### TASK PROMPT
Gather all lines containing the string "CryptoQuant" and copy them out.
[begin DATA LISTING]
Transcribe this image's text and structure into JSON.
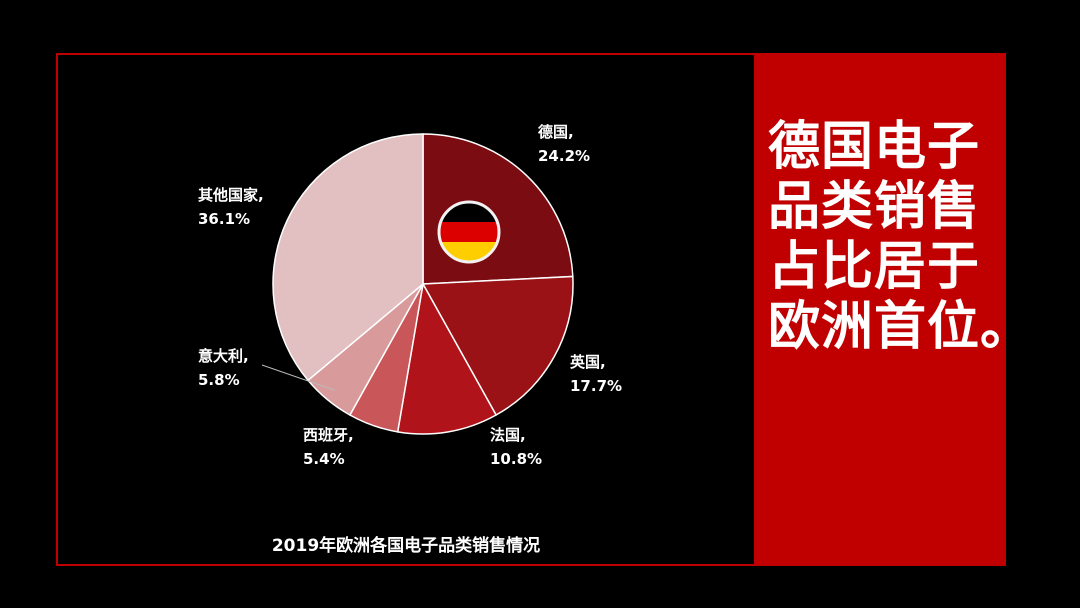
{
  "headline": {
    "lines": [
      "德国电子",
      "品类销售",
      "占比居于",
      "欧洲首位。"
    ]
  },
  "colors": {
    "frame": "#c00000",
    "panel": "#c00000",
    "background": "#000000"
  },
  "flag": {
    "icon": "germany-flag-icon",
    "stripes": [
      "#000000",
      "#dd0000",
      "#ffce00"
    ]
  },
  "chart_data": {
    "type": "pie",
    "title": "2019年欧洲各国电子品类销售情况",
    "unit": "%",
    "slices": [
      {
        "label": "德国,",
        "value": 24.2,
        "text": "24.2%",
        "color": "#7a0c12"
      },
      {
        "label": "英国,",
        "value": 17.7,
        "text": "17.7%",
        "color": "#9b1216"
      },
      {
        "label": "法国,",
        "value": 10.8,
        "text": "10.8%",
        "color": "#b0141a"
      },
      {
        "label": "西班牙,",
        "value": 5.4,
        "text": "5.4%",
        "color": "#c9575a"
      },
      {
        "label": "意大利,",
        "value": 5.8,
        "text": "5.8%",
        "color": "#d89a9b"
      },
      {
        "label": "其他国家,",
        "value": 36.1,
        "text": "36.1%",
        "color": "#e2bfc0"
      }
    ]
  }
}
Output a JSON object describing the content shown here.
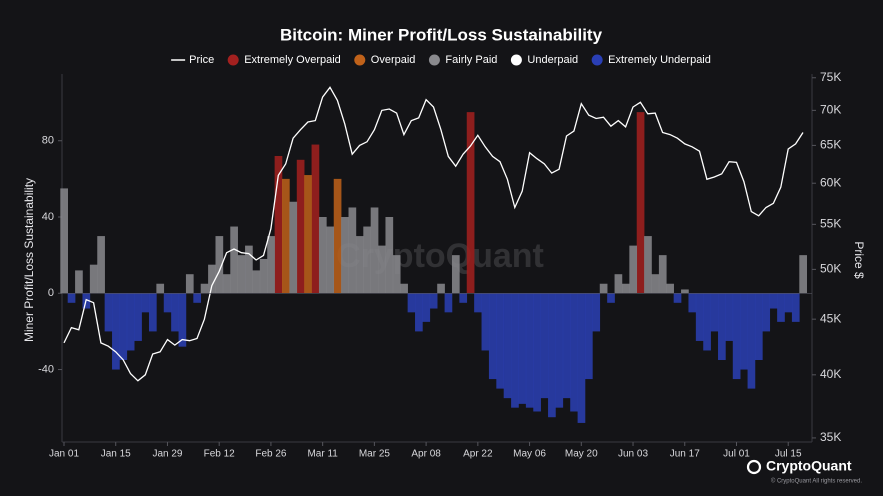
{
  "chart_data": {
    "type": "area",
    "title": "Bitcoin: Miner Profit/Loss Sustainability",
    "y_label": "Miner Profit/Loss Sustainability",
    "y2_label": "Price $",
    "watermark": "CryptoQuant",
    "branding": {
      "logo": "CryptoQuant",
      "notice": "© CryptoQuant All rights reserved."
    },
    "categories": [
      "Jan 01",
      "Jan 03",
      "Jan 05",
      "Jan 07",
      "Jan 09",
      "Jan 11",
      "Jan 13",
      "Jan 15",
      "Jan 17",
      "Jan 19",
      "Jan 21",
      "Jan 23",
      "Jan 25",
      "Jan 27",
      "Jan 29",
      "Jan 31",
      "Feb 02",
      "Feb 04",
      "Feb 06",
      "Feb 08",
      "Feb 10",
      "Feb 12",
      "Feb 14",
      "Feb 16",
      "Feb 18",
      "Feb 20",
      "Feb 22",
      "Feb 24",
      "Feb 26",
      "Feb 28",
      "Mar 01",
      "Mar 03",
      "Mar 05",
      "Mar 07",
      "Mar 09",
      "Mar 11",
      "Mar 13",
      "Mar 15",
      "Mar 17",
      "Mar 19",
      "Mar 21",
      "Mar 23",
      "Mar 25",
      "Mar 27",
      "Mar 29",
      "Mar 31",
      "Apr 02",
      "Apr 04",
      "Apr 06",
      "Apr 08",
      "Apr 10",
      "Apr 12",
      "Apr 14",
      "Apr 16",
      "Apr 18",
      "Apr 20",
      "Apr 22",
      "Apr 24",
      "Apr 26",
      "Apr 28",
      "Apr 30",
      "May 02",
      "May 04",
      "May 06",
      "May 08",
      "May 10",
      "May 12",
      "May 14",
      "May 16",
      "May 18",
      "May 20",
      "May 22",
      "May 24",
      "May 26",
      "May 28",
      "May 30",
      "Jun 01",
      "Jun 03",
      "Jun 05",
      "Jun 07",
      "Jun 09",
      "Jun 11",
      "Jun 13",
      "Jun 15",
      "Jun 17",
      "Jun 19",
      "Jun 21",
      "Jun 23",
      "Jun 25",
      "Jun 27",
      "Jun 29",
      "Jul 01",
      "Jul 03",
      "Jul 05",
      "Jul 07",
      "Jul 09",
      "Jul 11",
      "Jul 13",
      "Jul 15",
      "Jul 17",
      "Jul 19"
    ],
    "xticks": [
      "Jan 01",
      "Jan 15",
      "Jan 29",
      "Feb 12",
      "Feb 26",
      "Mar 11",
      "Mar 25",
      "Apr 08",
      "Apr 22",
      "May 06",
      "May 20",
      "Jun 03",
      "Jun 17",
      "Jul 01",
      "Jul 15"
    ],
    "ylim": [
      -78,
      115
    ],
    "yticks": [
      -40,
      0,
      40,
      80
    ],
    "y2lim": [
      34700,
      75600
    ],
    "y2_log": true,
    "y2ticks": [
      {
        "value": 35000,
        "label": "35K"
      },
      {
        "value": 40000,
        "label": "40K"
      },
      {
        "value": 45000,
        "label": "45K"
      },
      {
        "value": 50000,
        "label": "50K"
      },
      {
        "value": 55000,
        "label": "55K"
      },
      {
        "value": 60000,
        "label": "60K"
      },
      {
        "value": 65000,
        "label": "65K"
      },
      {
        "value": 70000,
        "label": "70K"
      },
      {
        "value": 75000,
        "label": "75K"
      }
    ],
    "legend": "top",
    "series": [
      {
        "name": "Price",
        "color": "#ffffff",
        "axis": "y2",
        "values": [
          42800,
          44200,
          44000,
          46900,
          46600,
          42800,
          42500,
          42000,
          41300,
          40100,
          39500,
          40000,
          41800,
          42000,
          43100,
          42600,
          43100,
          43000,
          43200,
          45000,
          48300,
          49800,
          51800,
          52200,
          51800,
          51700,
          51000,
          51500,
          54500,
          61000,
          62500,
          66000,
          67200,
          68300,
          68500,
          72000,
          73500,
          71500,
          68000,
          63800,
          65000,
          65500,
          67200,
          70000,
          70200,
          69600,
          66500,
          68500,
          68900,
          71600,
          70500,
          67200,
          63500,
          62200,
          63800,
          64900,
          66400,
          64800,
          63500,
          62800,
          60500,
          57000,
          59000,
          64000,
          63200,
          62500,
          61300,
          61800,
          66300,
          67000,
          71000,
          69300,
          68800,
          69000,
          67700,
          68500,
          67600,
          70500,
          71200,
          69500,
          69600,
          66800,
          66500,
          66000,
          65200,
          64800,
          64200,
          60500,
          60800,
          61200,
          62800,
          62700,
          60200,
          56500,
          56000,
          57000,
          57500,
          59500,
          64500,
          65200,
          66800
        ]
      },
      {
        "name": "Extremely Overpaid",
        "color": "#a3201f",
        "values": [
          null,
          null,
          null,
          null,
          null,
          null,
          null,
          null,
          null,
          null,
          null,
          null,
          null,
          null,
          null,
          null,
          null,
          null,
          null,
          null,
          null,
          null,
          null,
          null,
          null,
          null,
          null,
          null,
          null,
          72,
          null,
          null,
          70,
          null,
          78,
          null,
          null,
          null,
          null,
          null,
          null,
          null,
          null,
          null,
          null,
          null,
          null,
          null,
          null,
          null,
          null,
          null,
          null,
          null,
          null,
          95,
          null,
          null,
          null,
          null,
          null,
          null,
          null,
          null,
          null,
          null,
          null,
          null,
          null,
          null,
          null,
          null,
          null,
          null,
          null,
          null,
          null,
          null,
          95,
          null,
          null,
          null,
          null,
          null,
          null,
          null,
          null,
          null,
          null,
          null,
          null,
          null,
          null,
          null,
          null,
          null,
          null,
          null,
          null,
          null,
          null
        ]
      },
      {
        "name": "Overpaid",
        "color": "#c0621a",
        "values": [
          null,
          null,
          null,
          null,
          null,
          null,
          null,
          null,
          null,
          null,
          null,
          null,
          null,
          null,
          null,
          null,
          null,
          null,
          null,
          null,
          null,
          null,
          null,
          null,
          null,
          null,
          null,
          null,
          null,
          null,
          60,
          null,
          null,
          62,
          null,
          null,
          null,
          60,
          null,
          null,
          null,
          null,
          null,
          null,
          null,
          null,
          null,
          null,
          null,
          null,
          null,
          null,
          null,
          null,
          null,
          null,
          null,
          null,
          null,
          null,
          null,
          null,
          null,
          null,
          null,
          null,
          null,
          null,
          null,
          null,
          null,
          null,
          null,
          null,
          null,
          null,
          null,
          null,
          null,
          null,
          null,
          null,
          null,
          null,
          null,
          null,
          null,
          null,
          null,
          null,
          null,
          null,
          null,
          null,
          null,
          null,
          null,
          null,
          null,
          null,
          null
        ]
      },
      {
        "name": "Fairly Paid",
        "color": "#8a8a8e",
        "values": [
          55,
          null,
          12,
          null,
          15,
          30,
          null,
          null,
          null,
          null,
          null,
          null,
          null,
          5,
          null,
          null,
          null,
          10,
          null,
          5,
          15,
          30,
          10,
          35,
          20,
          25,
          12,
          18,
          30,
          null,
          null,
          48,
          null,
          null,
          null,
          40,
          35,
          null,
          40,
          45,
          30,
          35,
          45,
          25,
          40,
          20,
          5,
          null,
          null,
          null,
          null,
          5,
          null,
          20,
          null,
          null,
          null,
          null,
          null,
          null,
          null,
          null,
          null,
          null,
          null,
          null,
          null,
          null,
          null,
          null,
          null,
          null,
          null,
          5,
          null,
          10,
          5,
          25,
          null,
          30,
          10,
          20,
          5,
          null,
          2,
          null,
          null,
          null,
          null,
          null,
          null,
          null,
          null,
          null,
          null,
          null,
          null,
          null,
          null,
          null,
          20
        ]
      },
      {
        "name": "Underpaid",
        "color": "#ffffff",
        "values": [
          null,
          null,
          null,
          null,
          null,
          null,
          null,
          null,
          null,
          null,
          null,
          null,
          null,
          null,
          null,
          null,
          null,
          null,
          null,
          null,
          null,
          null,
          null,
          null,
          null,
          null,
          null,
          null,
          null,
          null,
          null,
          null,
          null,
          null,
          null,
          null,
          null,
          null,
          null,
          null,
          null,
          null,
          null,
          null,
          null,
          null,
          null,
          null,
          null,
          null,
          null,
          null,
          null,
          null,
          null,
          null,
          null,
          null,
          null,
          null,
          null,
          null,
          null,
          null,
          null,
          null,
          null,
          null,
          null,
          null,
          null,
          null,
          null,
          null,
          null,
          null,
          null,
          null,
          null,
          null,
          null,
          null,
          null,
          null,
          null,
          null,
          null,
          null,
          null,
          null,
          null,
          null,
          null,
          null,
          null,
          null,
          null,
          null,
          null,
          null,
          null
        ]
      },
      {
        "name": "Extremely Underpaid",
        "color": "#2a3fb5",
        "values": [
          null,
          -5,
          null,
          -8,
          null,
          null,
          -20,
          -40,
          -35,
          -30,
          -25,
          -10,
          -20,
          null,
          -10,
          -20,
          -28,
          null,
          -5,
          null,
          null,
          null,
          null,
          null,
          null,
          null,
          null,
          null,
          null,
          null,
          null,
          null,
          null,
          null,
          null,
          null,
          null,
          null,
          null,
          null,
          null,
          null,
          null,
          null,
          null,
          null,
          null,
          -10,
          -20,
          -15,
          -8,
          null,
          -10,
          null,
          -5,
          null,
          -10,
          -30,
          -45,
          -50,
          -55,
          -60,
          -58,
          -60,
          -62,
          -55,
          -65,
          -60,
          -55,
          -62,
          -68,
          -45,
          -20,
          null,
          -5,
          null,
          null,
          null,
          null,
          null,
          null,
          null,
          null,
          -5,
          null,
          -10,
          -25,
          -30,
          -20,
          -35,
          -25,
          -45,
          -40,
          -50,
          -35,
          -20,
          -8,
          -15,
          -10,
          -15,
          null
        ]
      }
    ]
  }
}
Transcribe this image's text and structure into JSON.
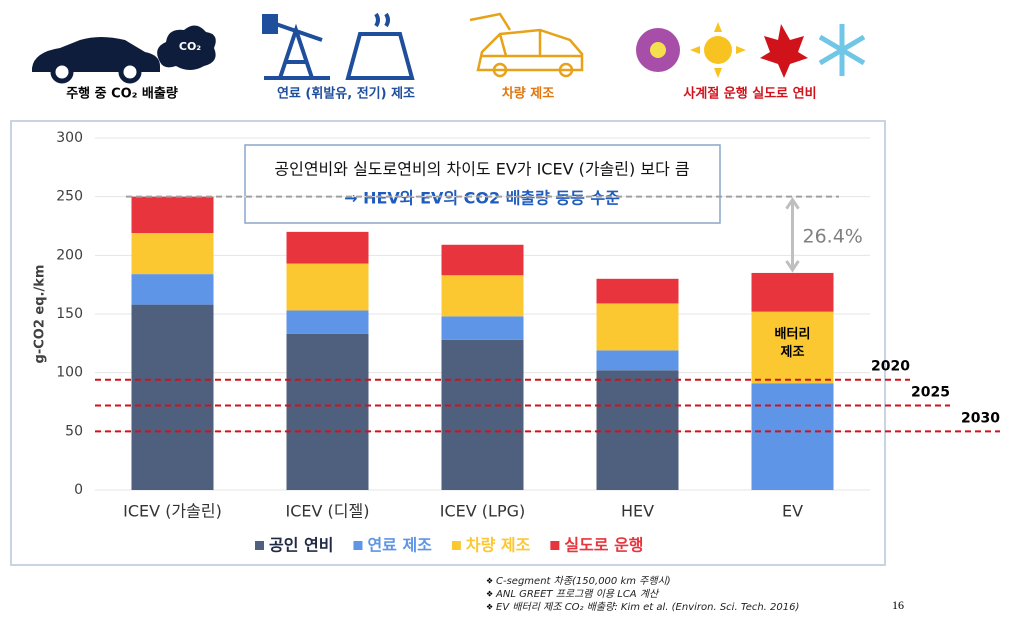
{
  "header": {
    "items": [
      {
        "label": "주행 중 CO₂ 배출량",
        "icon_text": "CO₂",
        "color": "#000000"
      },
      {
        "label": "연료 (휘발유, 전기) 제조",
        "color": "#1f4e9c"
      },
      {
        "label": "차량 제조",
        "color": "#e0760e"
      },
      {
        "label": "사계절 운행 실도로 연비",
        "color": "#d0121b"
      }
    ]
  },
  "chart_data": {
    "type": "bar",
    "stacked": true,
    "y_label": "g-CO2 eq./km",
    "categories": [
      "ICEV (가솔린)",
      "ICEV (디젤)",
      "ICEV (LPG)",
      "HEV",
      "EV"
    ],
    "series": [
      {
        "name": "공인 연비",
        "color": "#4f5f7e",
        "values": [
          158,
          133,
          128,
          102,
          0
        ]
      },
      {
        "name": "연료 제조",
        "color": "#5f95e6",
        "values": [
          26,
          20,
          20,
          17,
          91
        ]
      },
      {
        "name": "차량 제조",
        "color": "#fcc832",
        "values": [
          35,
          40,
          35,
          40,
          61
        ]
      },
      {
        "name": "실도로 운행",
        "color": "#e8343d",
        "values": [
          31,
          27,
          26,
          21,
          33
        ]
      }
    ],
    "ylim": [
      0,
      300
    ],
    "yticks": [
      0,
      50,
      100,
      150,
      200,
      250,
      300
    ],
    "callout": [
      "공인연비와 실도로연비의 차이도 EV가 ICEV (가솔린) 보다  큼",
      "→ HEV와 EV의 CO2 배출량 동등 수준"
    ],
    "segment_label": [
      "배터리",
      "제조"
    ],
    "reference_line": 250,
    "difference_label": "26.4%",
    "targets": [
      {
        "label": "2020",
        "value": 94
      },
      {
        "label": "2025",
        "value": 72
      },
      {
        "label": "2030",
        "value": 50
      }
    ],
    "target_color": "#d0121b"
  },
  "footnotes": [
    "C-segment 차종(150,000 km 주행시)",
    "ANL GREET 프로그램 이용 LCA 계산",
    "EV 배터리 제조 CO₂ 배출량: Kim et al. (Environ. Sci. Tech. 2016)"
  ],
  "page_number": "16"
}
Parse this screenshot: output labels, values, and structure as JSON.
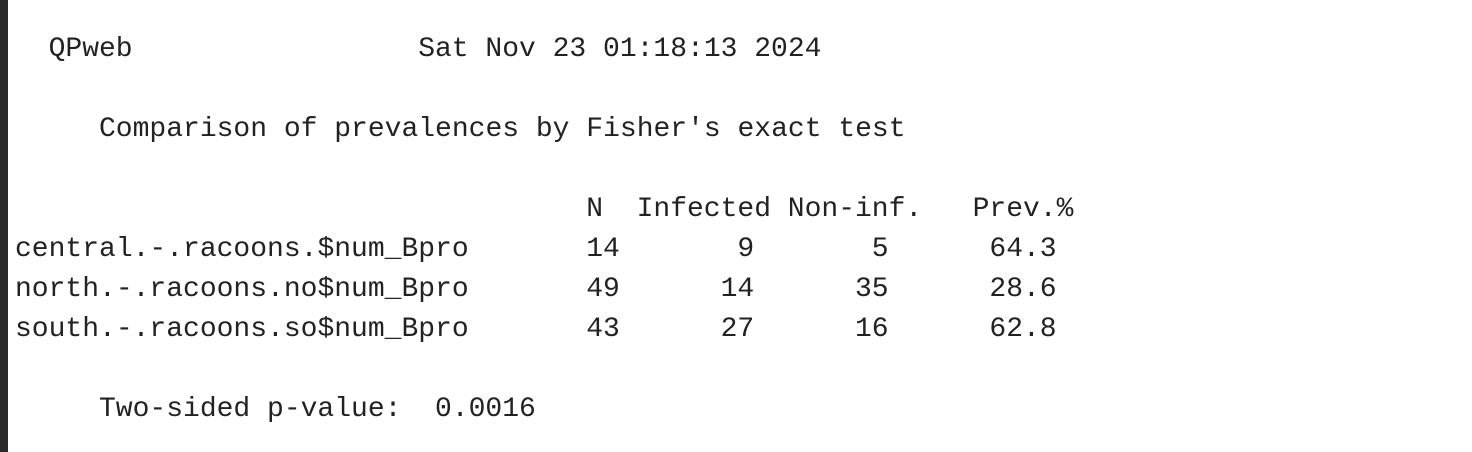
[end DATA LISTING]
### WRITTEN SOLUTION
    "watermark": "CryptoQuant",
      "logo": "CryptoQuant",
      "notice": "© CryptoQuant All rights reserved."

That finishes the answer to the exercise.